>> begin

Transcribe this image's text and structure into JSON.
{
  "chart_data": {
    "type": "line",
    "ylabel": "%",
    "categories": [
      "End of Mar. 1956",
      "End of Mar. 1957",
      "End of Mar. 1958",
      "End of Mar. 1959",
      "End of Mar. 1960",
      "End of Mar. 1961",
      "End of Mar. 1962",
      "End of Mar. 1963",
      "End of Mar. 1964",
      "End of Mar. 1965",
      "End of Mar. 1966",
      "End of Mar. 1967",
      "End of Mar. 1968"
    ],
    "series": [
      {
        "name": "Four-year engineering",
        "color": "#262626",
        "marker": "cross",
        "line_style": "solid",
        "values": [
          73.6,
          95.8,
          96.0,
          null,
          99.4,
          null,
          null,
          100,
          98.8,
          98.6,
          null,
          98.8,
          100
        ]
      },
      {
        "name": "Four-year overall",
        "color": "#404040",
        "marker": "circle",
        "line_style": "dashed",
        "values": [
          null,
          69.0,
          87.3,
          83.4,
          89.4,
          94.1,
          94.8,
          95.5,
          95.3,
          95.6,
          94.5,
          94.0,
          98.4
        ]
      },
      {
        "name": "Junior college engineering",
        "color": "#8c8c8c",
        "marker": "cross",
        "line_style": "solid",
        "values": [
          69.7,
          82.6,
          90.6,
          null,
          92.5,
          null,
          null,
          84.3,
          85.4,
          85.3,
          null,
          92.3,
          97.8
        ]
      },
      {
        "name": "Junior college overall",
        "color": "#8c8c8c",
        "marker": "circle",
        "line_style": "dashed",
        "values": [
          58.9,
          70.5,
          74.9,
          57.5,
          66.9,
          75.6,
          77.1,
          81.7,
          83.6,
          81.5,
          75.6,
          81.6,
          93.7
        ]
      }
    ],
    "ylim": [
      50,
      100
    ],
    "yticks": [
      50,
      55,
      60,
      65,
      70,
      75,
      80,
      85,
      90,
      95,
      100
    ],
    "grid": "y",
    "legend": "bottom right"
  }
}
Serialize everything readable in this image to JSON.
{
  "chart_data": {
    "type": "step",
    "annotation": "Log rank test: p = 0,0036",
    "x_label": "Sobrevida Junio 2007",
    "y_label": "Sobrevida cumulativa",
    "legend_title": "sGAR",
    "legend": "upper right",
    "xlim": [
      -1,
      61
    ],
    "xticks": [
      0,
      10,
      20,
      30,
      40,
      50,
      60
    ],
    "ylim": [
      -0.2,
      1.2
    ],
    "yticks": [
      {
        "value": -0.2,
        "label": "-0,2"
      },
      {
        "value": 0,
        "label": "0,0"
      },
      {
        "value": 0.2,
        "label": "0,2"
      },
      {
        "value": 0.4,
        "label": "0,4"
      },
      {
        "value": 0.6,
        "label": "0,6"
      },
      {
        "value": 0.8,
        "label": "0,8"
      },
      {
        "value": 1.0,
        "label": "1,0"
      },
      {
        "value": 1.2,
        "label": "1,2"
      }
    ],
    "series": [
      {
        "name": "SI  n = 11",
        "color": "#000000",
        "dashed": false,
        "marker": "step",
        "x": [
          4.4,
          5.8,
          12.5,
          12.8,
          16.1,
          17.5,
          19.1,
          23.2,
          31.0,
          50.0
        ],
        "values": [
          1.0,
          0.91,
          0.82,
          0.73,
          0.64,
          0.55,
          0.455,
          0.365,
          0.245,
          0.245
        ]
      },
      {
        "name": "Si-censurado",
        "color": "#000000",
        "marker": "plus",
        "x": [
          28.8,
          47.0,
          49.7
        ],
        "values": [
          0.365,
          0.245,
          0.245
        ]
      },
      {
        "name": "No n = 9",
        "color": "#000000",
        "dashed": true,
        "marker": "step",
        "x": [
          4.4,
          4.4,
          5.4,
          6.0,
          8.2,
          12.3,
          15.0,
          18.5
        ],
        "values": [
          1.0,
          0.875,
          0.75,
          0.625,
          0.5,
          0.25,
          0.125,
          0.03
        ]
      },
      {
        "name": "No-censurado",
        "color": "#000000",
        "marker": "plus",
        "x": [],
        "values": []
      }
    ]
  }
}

>> end

**The exercise**
Repeat the listing above without any change.

**Answer to this task**
Transcribe this image's text and structure into JSON.
{
  "chart_data": {
    "type": "line",
    "ylabel": "%",
    "categories": [
      "End of Mar. 1956",
      "End of Mar. 1957",
      "End of Mar. 1958",
      "End of Mar. 1959",
      "End of Mar. 1960",
      "End of Mar. 1961",
      "End of Mar. 1962",
      "End of Mar. 1963",
      "End of Mar. 1964",
      "End of Mar. 1965",
      "End of Mar. 1966",
      "End of Mar. 1967",
      "End of Mar. 1968"
    ],
    "series": [
      {
        "name": "Four-year engineering",
        "color": "#262626",
        "marker": "cross",
        "line_style": "solid",
        "values": [
          73.6,
          95.8,
          96.0,
          null,
          99.4,
          null,
          null,
          100,
          98.8,
          98.6,
          null,
          98.8,
          100
        ]
      },
      {
        "name": "Four-year overall",
        "color": "#404040",
        "marker": "circle",
        "line_style": "dashed",
        "values": [
          null,
          69.0,
          87.3,
          83.4,
          89.4,
          94.1,
          94.8,
          95.5,
          95.3,
          95.6,
          94.5,
          94.0,
          98.4
        ]
      },
      {
        "name": "Junior college engineering",
        "color": "#8c8c8c",
        "marker": "cross",
        "line_style": "solid",
        "values": [
          69.7,
          82.6,
          90.6,
          null,
          92.5,
          null,
          null,
          84.3,
          85.4,
          85.3,
          null,
          92.3,
          97.8
        ]
      },
      {
        "name": "Junior college overall",
        "color": "#8c8c8c",
        "marker": "circle",
        "line_style": "dashed",
        "values": [
          58.9,
          70.5,
          74.9,
          57.5,
          66.9,
          75.6,
          77.1,
          81.7,
          83.6,
          81.5,
          75.6,
          81.6,
          93.7
        ]
      }
    ],
    "ylim": [
      50,
      100
    ],
    "yticks": [
      50,
      55,
      60,
      65,
      70,
      75,
      80,
      85,
      90,
      95,
      100
    ],
    "grid": "y",
    "legend": "bottom right"
  }
}
Serialize everything readable in this image to JSON.
{
  "chart_data": {
    "type": "step",
    "annotation": "Log rank test: p = 0,0036",
    "x_label": "Sobrevida Junio 2007",
    "y_label": "Sobrevida cumulativa",
    "legend_title": "sGAR",
    "legend": "upper right",
    "xlim": [
      -1,
      61
    ],
    "xticks": [
      0,
      10,
      20,
      30,
      40,
      50,
      60
    ],
    "ylim": [
      -0.2,
      1.2
    ],
    "yticks": [
      {
        "value": -0.2,
        "label": "-0,2"
      },
      {
        "value": 0,
        "label": "0,0"
      },
      {
        "value": 0.2,
        "label": "0,2"
      },
      {
        "value": 0.4,
        "label": "0,4"
      },
      {
        "value": 0.6,
        "label": "0,6"
      },
      {
        "value": 0.8,
        "label": "0,8"
      },
      {
        "value": 1.0,
        "label": "1,0"
      },
      {
        "value": 1.2,
        "label": "1,2"
      }
    ],
    "series": [
      {
        "name": "SI  n = 11",
        "color": "#000000",
        "dashed": false,
        "marker": "step",
        "x": [
          4.4,
          5.8,
          12.5,
          12.8,
          16.1,
          17.5,
          19.1,
          23.2,
          31.0,
          50.0
        ],
        "values": [
          1.0,
          0.91,
          0.82,
          0.73,
          0.64,
          0.55,
          0.455,
          0.365,
          0.245,
          0.245
        ]
      },
      {
        "name": "Si-censurado",
        "color": "#000000",
        "marker": "plus",
        "x": [
          28.8,
          47.0,
          49.7
        ],
        "values": [
          0.365,
          0.245,
          0.245
        ]
      },
      {
        "name": "No n = 9",
        "color": "#000000",
        "dashed": true,
        "marker": "step",
        "x": [
          4.4,
          4.4,
          5.4,
          6.0,
          8.2,
          12.3,
          15.0,
          18.5
        ],
        "values": [
          1.0,
          0.875,
          0.75,
          0.625,
          0.5,
          0.25,
          0.125,
          0.03
        ]
      },
      {
        "name": "No-censurado",
        "color": "#000000",
        "marker": "plus",
        "x": [],
        "values": []
      }
    ]
  }
}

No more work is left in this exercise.